Exercise goal
Check each line of the data below for the word "document", then extract the ones that have it.

··· Data for the task ···

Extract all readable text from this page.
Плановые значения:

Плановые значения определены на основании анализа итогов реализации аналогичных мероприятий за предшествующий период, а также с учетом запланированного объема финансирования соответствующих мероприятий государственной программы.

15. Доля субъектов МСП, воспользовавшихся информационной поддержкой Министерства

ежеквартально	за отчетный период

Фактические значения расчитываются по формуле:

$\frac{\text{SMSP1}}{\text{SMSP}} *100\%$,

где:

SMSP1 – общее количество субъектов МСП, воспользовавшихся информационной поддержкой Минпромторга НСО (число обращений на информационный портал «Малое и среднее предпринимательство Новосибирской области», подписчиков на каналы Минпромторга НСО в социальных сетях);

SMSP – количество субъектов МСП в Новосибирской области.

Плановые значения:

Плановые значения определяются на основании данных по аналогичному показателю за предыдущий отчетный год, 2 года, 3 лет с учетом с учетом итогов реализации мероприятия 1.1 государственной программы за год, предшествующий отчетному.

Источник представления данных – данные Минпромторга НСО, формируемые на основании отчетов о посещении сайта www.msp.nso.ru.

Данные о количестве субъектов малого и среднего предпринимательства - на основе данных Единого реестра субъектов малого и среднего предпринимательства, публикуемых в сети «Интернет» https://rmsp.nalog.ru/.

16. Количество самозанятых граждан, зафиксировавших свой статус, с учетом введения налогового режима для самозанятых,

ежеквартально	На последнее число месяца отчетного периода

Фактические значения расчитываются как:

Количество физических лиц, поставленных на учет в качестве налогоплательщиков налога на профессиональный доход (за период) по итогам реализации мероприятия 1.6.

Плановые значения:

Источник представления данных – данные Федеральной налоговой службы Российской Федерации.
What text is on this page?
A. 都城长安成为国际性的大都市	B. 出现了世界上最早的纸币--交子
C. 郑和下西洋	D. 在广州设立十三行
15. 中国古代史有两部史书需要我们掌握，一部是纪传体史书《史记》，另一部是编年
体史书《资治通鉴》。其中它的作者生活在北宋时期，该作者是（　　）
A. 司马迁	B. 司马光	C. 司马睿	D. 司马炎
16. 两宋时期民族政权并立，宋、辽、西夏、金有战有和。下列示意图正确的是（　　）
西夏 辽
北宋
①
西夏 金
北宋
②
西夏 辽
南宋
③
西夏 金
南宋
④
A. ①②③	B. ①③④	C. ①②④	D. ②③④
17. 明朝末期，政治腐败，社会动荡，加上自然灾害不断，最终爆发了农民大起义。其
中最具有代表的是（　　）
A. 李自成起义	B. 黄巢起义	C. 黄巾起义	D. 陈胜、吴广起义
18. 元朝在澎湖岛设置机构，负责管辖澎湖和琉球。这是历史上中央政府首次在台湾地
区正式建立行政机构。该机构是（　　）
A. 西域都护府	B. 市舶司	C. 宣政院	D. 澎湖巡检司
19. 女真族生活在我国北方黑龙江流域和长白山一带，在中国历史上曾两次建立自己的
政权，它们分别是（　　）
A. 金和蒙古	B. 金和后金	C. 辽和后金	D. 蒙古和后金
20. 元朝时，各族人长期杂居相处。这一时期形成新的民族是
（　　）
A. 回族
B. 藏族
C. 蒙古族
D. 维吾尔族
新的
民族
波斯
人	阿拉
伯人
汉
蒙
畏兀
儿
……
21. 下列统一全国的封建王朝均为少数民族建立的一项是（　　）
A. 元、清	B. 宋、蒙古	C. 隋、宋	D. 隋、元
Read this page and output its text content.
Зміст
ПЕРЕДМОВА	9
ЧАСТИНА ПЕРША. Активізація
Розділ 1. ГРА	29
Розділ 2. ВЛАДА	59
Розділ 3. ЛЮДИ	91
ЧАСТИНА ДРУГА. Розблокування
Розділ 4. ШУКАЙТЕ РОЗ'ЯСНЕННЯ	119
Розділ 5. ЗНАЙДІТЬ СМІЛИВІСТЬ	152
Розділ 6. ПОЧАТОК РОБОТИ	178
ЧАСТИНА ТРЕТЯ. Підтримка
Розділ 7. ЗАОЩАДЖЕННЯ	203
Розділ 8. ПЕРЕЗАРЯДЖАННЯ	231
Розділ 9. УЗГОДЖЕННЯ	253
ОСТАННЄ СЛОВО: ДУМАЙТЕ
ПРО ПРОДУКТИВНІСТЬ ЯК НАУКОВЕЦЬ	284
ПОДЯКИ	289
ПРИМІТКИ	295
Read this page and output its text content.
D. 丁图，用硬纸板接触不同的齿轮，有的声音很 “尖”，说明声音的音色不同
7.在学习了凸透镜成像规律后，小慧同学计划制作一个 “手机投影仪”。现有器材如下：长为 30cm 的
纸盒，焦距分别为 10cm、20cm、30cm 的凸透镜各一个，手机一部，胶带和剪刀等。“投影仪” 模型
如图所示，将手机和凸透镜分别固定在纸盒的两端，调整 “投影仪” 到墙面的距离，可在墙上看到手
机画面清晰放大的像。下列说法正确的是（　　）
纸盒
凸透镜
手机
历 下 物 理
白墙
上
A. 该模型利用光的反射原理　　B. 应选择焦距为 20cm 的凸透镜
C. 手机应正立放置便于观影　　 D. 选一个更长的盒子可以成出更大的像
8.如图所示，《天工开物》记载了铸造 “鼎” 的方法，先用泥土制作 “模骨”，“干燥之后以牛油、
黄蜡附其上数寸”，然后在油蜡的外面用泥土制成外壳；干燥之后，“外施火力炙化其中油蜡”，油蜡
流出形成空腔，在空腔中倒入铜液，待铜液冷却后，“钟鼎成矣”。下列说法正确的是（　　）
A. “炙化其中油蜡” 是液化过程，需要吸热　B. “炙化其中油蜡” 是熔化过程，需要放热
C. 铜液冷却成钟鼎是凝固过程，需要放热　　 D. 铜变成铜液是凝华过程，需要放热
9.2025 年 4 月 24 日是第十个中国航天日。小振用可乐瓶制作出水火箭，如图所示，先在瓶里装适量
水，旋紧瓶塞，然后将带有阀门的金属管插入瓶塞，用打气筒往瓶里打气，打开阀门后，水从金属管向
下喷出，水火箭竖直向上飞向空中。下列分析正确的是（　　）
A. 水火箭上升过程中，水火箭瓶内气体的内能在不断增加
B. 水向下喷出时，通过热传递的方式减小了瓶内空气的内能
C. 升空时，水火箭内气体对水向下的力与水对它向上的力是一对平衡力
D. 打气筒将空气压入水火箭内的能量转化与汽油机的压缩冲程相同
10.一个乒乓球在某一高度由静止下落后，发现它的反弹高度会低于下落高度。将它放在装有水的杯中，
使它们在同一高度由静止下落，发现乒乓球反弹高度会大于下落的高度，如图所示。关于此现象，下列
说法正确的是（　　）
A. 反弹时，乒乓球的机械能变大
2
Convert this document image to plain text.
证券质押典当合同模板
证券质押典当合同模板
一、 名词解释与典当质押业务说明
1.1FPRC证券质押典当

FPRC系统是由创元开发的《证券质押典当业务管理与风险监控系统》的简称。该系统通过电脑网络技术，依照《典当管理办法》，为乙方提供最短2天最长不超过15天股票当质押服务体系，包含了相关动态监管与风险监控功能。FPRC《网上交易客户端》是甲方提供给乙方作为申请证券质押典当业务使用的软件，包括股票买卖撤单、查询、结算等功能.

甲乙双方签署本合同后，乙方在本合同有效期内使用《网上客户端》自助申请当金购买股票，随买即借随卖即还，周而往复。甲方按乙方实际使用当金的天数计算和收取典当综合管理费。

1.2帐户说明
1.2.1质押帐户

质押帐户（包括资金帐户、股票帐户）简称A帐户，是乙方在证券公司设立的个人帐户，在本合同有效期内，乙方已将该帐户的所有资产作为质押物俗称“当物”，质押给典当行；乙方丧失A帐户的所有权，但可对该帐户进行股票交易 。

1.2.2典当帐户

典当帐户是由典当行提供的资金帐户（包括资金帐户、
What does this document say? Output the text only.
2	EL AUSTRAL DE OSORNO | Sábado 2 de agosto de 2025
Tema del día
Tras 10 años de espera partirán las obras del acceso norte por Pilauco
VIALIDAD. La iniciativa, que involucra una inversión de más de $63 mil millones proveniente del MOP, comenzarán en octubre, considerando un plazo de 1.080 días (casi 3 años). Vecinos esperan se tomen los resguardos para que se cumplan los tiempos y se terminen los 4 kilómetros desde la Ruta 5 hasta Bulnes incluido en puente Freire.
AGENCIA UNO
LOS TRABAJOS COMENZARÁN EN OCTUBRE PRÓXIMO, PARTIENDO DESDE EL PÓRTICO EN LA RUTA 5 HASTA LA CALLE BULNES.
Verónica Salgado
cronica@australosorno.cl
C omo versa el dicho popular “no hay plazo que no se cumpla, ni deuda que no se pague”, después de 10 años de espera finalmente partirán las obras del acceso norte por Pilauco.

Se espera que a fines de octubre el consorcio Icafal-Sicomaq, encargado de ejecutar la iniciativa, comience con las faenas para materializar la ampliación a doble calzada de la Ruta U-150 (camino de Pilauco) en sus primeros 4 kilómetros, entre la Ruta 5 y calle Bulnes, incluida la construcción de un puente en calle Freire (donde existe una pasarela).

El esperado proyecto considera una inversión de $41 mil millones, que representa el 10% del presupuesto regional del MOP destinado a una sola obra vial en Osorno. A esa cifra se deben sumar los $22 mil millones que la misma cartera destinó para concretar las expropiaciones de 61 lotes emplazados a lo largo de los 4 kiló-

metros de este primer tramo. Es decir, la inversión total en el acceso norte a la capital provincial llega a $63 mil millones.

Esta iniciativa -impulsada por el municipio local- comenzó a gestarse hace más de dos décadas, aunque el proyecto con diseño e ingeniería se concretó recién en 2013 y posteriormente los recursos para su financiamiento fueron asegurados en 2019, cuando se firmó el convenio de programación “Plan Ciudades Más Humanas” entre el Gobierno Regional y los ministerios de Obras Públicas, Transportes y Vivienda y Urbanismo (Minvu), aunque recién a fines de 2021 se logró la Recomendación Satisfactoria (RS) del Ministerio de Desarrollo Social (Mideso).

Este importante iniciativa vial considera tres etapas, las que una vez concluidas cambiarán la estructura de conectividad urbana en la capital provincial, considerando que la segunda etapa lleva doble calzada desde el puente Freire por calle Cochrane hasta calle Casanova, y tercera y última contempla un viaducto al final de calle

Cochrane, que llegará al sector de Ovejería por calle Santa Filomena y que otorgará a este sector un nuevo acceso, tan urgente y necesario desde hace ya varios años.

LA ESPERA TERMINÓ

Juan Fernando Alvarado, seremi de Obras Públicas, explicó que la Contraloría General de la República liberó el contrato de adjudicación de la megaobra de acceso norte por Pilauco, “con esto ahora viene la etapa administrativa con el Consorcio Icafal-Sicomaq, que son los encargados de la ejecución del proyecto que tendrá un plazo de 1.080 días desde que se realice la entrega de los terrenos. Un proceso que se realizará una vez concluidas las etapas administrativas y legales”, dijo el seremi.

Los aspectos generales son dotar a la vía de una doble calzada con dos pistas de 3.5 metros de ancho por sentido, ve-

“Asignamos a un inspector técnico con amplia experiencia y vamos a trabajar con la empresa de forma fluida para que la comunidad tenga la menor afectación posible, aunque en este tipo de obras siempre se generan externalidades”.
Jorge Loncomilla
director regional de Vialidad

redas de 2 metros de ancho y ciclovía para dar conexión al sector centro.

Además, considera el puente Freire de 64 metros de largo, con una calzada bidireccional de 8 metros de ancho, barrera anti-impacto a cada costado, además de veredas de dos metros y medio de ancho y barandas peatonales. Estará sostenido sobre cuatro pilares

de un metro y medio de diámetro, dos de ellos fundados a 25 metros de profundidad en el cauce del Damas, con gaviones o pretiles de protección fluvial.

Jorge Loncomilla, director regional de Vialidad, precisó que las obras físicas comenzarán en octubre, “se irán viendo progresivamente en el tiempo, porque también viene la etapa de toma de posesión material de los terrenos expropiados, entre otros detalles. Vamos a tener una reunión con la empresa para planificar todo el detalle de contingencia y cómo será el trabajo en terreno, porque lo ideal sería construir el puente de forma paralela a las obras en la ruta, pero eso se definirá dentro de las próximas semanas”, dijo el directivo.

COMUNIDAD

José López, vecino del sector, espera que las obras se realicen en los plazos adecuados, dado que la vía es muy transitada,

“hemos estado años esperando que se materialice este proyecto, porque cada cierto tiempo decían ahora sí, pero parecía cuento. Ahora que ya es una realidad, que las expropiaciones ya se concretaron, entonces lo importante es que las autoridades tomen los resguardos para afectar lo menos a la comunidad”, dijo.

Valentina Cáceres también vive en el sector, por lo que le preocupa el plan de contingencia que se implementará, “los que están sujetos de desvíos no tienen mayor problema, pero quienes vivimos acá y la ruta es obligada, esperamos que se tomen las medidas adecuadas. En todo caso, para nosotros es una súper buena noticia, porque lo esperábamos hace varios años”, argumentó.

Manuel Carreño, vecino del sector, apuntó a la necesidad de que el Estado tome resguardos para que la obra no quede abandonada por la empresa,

···

Response below
Convert this document image to plain text.
What does this document say? Output the text only.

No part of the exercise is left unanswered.